TASK DESCRIPTION :: Extract each line of the data below exactly as written.

[Start of DATASET CONTENT]

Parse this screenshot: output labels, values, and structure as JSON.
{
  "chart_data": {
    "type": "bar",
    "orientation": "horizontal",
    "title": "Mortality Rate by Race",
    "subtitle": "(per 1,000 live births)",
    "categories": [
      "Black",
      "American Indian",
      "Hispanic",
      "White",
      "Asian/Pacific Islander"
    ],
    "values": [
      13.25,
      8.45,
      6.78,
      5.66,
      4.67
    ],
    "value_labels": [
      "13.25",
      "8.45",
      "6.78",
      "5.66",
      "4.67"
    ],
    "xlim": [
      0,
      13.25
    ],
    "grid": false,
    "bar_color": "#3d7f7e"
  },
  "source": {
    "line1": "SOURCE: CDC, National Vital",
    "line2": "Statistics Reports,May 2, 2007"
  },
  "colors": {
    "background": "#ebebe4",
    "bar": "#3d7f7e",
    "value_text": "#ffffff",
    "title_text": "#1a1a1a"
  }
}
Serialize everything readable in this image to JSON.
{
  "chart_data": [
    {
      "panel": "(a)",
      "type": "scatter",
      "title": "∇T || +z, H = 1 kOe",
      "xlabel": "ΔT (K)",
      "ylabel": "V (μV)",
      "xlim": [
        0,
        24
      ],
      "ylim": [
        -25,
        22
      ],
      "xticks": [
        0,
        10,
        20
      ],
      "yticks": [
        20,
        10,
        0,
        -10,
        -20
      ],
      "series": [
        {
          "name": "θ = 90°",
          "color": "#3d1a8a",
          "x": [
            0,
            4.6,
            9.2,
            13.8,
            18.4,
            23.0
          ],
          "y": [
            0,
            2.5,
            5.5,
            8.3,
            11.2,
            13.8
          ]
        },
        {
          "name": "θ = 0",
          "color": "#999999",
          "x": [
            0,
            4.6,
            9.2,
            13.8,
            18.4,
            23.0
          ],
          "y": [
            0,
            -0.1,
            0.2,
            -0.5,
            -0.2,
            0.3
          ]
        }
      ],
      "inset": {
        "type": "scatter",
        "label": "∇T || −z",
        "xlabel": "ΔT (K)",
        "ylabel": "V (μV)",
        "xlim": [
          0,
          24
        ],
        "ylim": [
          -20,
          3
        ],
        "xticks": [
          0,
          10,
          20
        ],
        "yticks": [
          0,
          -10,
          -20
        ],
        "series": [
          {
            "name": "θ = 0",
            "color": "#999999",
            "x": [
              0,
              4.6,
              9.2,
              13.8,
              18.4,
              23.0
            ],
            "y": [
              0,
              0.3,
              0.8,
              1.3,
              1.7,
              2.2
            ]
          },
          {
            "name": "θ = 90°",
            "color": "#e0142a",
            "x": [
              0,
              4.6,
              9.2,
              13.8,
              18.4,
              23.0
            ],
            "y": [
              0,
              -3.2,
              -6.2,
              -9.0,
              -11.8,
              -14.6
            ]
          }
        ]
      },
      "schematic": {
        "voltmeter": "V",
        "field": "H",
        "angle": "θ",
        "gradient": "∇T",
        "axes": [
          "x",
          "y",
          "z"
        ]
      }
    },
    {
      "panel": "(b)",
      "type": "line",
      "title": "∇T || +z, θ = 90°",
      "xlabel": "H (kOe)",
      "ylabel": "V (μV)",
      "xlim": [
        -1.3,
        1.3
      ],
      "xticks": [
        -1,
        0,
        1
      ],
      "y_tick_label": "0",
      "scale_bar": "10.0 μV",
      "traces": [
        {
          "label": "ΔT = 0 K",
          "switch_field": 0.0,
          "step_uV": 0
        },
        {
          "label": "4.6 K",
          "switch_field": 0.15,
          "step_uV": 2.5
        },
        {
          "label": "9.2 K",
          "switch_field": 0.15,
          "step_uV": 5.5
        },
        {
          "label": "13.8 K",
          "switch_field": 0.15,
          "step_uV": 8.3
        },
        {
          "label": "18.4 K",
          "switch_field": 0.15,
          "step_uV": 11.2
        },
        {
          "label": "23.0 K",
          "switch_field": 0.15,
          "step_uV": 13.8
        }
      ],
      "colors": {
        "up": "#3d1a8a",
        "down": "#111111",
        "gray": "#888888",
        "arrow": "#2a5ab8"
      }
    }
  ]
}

[End of DATASET CONTENT]

PROBLEM SOLUTION ::
Parse this screenshot: output labels, values, and structure as JSON.
{
  "chart_data": {
    "type": "bar",
    "orientation": "horizontal",
    "title": "Mortality Rate by Race",
    "subtitle": "(per 1,000 live births)",
    "categories": [
      "Black",
      "American Indian",
      "Hispanic",
      "White",
      "Asian/Pacific Islander"
    ],
    "values": [
      13.25,
      8.45,
      6.78,
      5.66,
      4.67
    ],
    "value_labels": [
      "13.25",
      "8.45",
      "6.78",
      "5.66",
      "4.67"
    ],
    "xlim": [
      0,
      13.25
    ],
    "grid": false,
    "bar_color": "#3d7f7e"
  },
  "source": {
    "line1": "SOURCE: CDC, National Vital",
    "line2": "Statistics Reports,May 2, 2007"
  },
  "colors": {
    "background": "#ebebe4",
    "bar": "#3d7f7e",
    "value_text": "#ffffff",
    "title_text": "#1a1a1a"
  }
}
Serialize everything readable in this image to JSON.
{
  "chart_data": [
    {
      "panel": "(a)",
      "type": "scatter",
      "title": "∇T || +z, H = 1 kOe",
      "xlabel": "ΔT (K)",
      "ylabel": "V (μV)",
      "xlim": [
        0,
        24
      ],
      "ylim": [
        -25,
        22
      ],
      "xticks": [
        0,
        10,
        20
      ],
      "yticks": [
        20,
        10,
        0,
        -10,
        -20
      ],
      "series": [
        {
          "name": "θ = 90°",
          "color": "#3d1a8a",
          "x": [
            0,
            4.6,
            9.2,
            13.8,
            18.4,
            23.0
          ],
          "y": [
            0,
            2.5,
            5.5,
            8.3,
            11.2,
            13.8
          ]
        },
        {
          "name": "θ = 0",
          "color": "#999999",
          "x": [
            0,
            4.6,
            9.2,
            13.8,
            18.4,
            23.0
          ],
          "y": [
            0,
            -0.1,
            0.2,
            -0.5,
            -0.2,
            0.3
          ]
        }
      ],
      "inset": {
        "type": "scatter",
        "label": "∇T || −z",
        "xlabel": "ΔT (K)",
        "ylabel": "V (μV)",
        "xlim": [
          0,
          24
        ],
        "ylim": [
          -20,
          3
        ],
        "xticks": [
          0,
          10,
          20
        ],
        "yticks": [
          0,
          -10,
          -20
        ],
        "series": [
          {
            "name": "θ = 0",
            "color": "#999999",
            "x": [
              0,
              4.6,
              9.2,
              13.8,
              18.4,
              23.0
            ],
            "y": [
              0,
              0.3,
              0.8,
              1.3,
              1.7,
              2.2
            ]
          },
          {
            "name": "θ = 90°",
            "color": "#e0142a",
            "x": [
              0,
              4.6,
              9.2,
              13.8,
              18.4,
              23.0
            ],
            "y": [
              0,
              -3.2,
              -6.2,
              -9.0,
              -11.8,
              -14.6
            ]
          }
        ]
      },
      "schematic": {
        "voltmeter": "V",
        "field": "H",
        "angle": "θ",
        "gradient": "∇T",
        "axes": [
          "x",
          "y",
          "z"
        ]
      }
    },
    {
      "panel": "(b)",
      "type": "line",
      "title": "∇T || +z, θ = 90°",
      "xlabel": "H (kOe)",
      "ylabel": "V (μV)",
      "xlim": [
        -1.3,
        1.3
      ],
      "xticks": [
        -1,
        0,
        1
      ],
      "y_tick_label": "0",
      "scale_bar": "10.0 μV",
      "traces": [
        {
          "label": "ΔT = 0 K",
          "switch_field": 0.0,
          "step_uV": 0
        },
        {
          "label": "4.6 K",
          "switch_field": 0.15,
          "step_uV": 2.5
        },
        {
          "label": "9.2 K",
          "switch_field": 0.15,
          "step_uV": 5.5
        },
        {
          "label": "13.8 K",
          "switch_field": 0.15,
          "step_uV": 8.3
        },
        {
          "label": "18.4 K",
          "switch_field": 0.15,
          "step_uV": 11.2
        },
        {
          "label": "23.0 K",
          "switch_field": 0.15,
          "step_uV": 13.8
        }
      ],
      "colors": {
        "up": "#3d1a8a",
        "down": "#111111",
        "gray": "#888888",
        "arrow": "#2a5ab8"
      }
    }
  ]
}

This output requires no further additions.